◆ Exercise directions ◆
Find how many lines in the material contain "screenshot"; your answer should be that number alone.

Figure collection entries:
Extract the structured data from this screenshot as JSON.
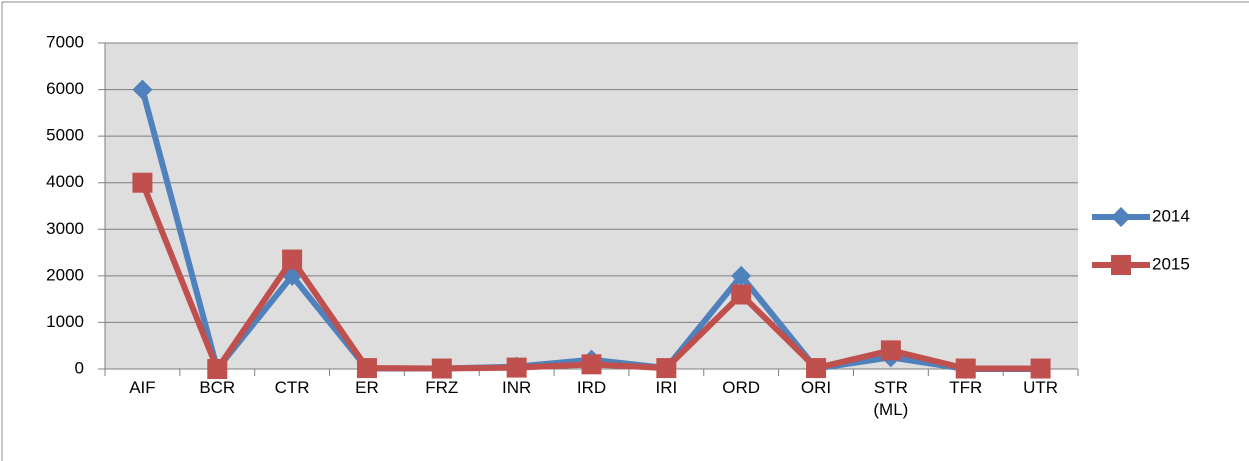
{
  "chart_data": {
    "type": "line",
    "categories": [
      "AIF",
      "BCR",
      "CTR",
      "ER",
      "FRZ",
      "INR",
      "IRD",
      "IRI",
      "ORD",
      "ORI",
      "STR (ML)",
      "TFR",
      "UTR"
    ],
    "series": [
      {
        "name": "2014",
        "color": "#4f81bd",
        "marker": "diamond",
        "values": [
          6000,
          0,
          2000,
          10,
          10,
          50,
          200,
          20,
          2000,
          10,
          250,
          0,
          0
        ]
      },
      {
        "name": "2015",
        "color": "#c0504d",
        "marker": "square",
        "values": [
          4000,
          0,
          2350,
          20,
          10,
          30,
          100,
          20,
          1600,
          20,
          400,
          10,
          10
        ]
      }
    ],
    "ylim": [
      0,
      7000
    ],
    "yticks": [
      0,
      1000,
      2000,
      3000,
      4000,
      5000,
      6000,
      7000
    ],
    "grid": true,
    "legend": "right"
  }
}
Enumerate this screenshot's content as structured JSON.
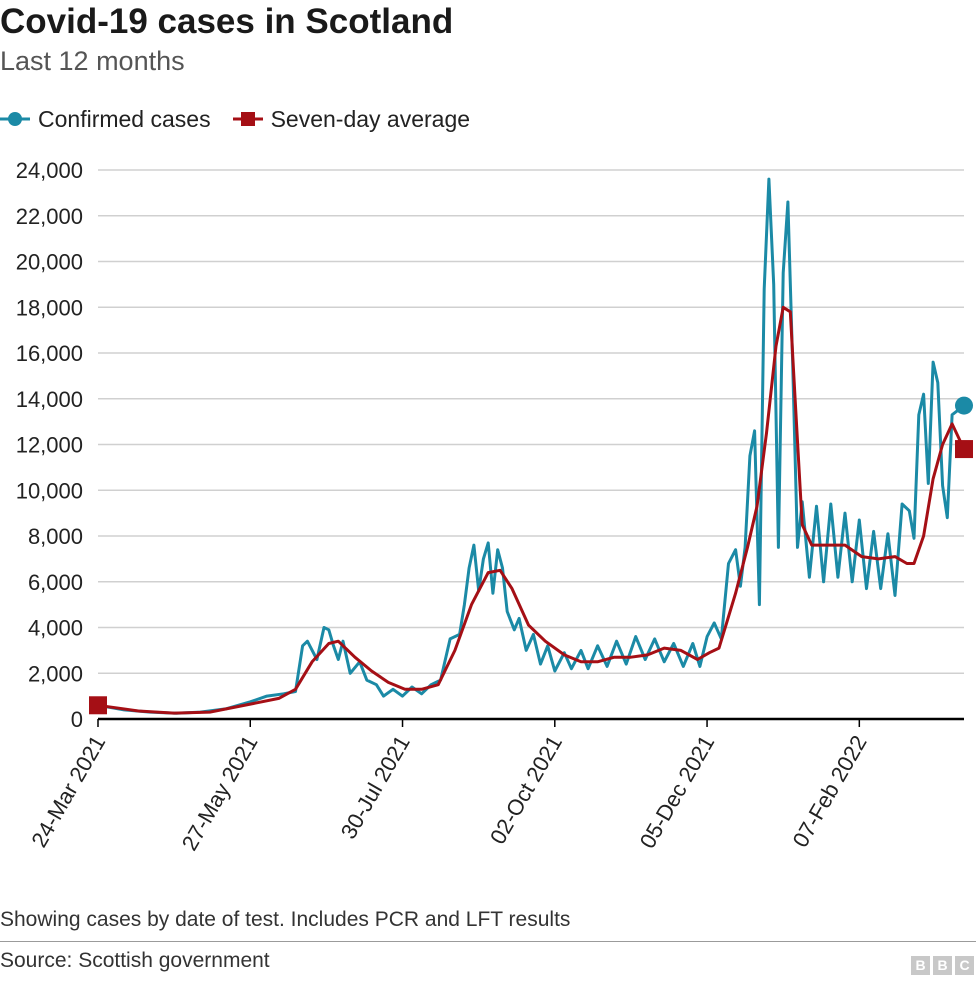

◆ Exercise solution ◆
2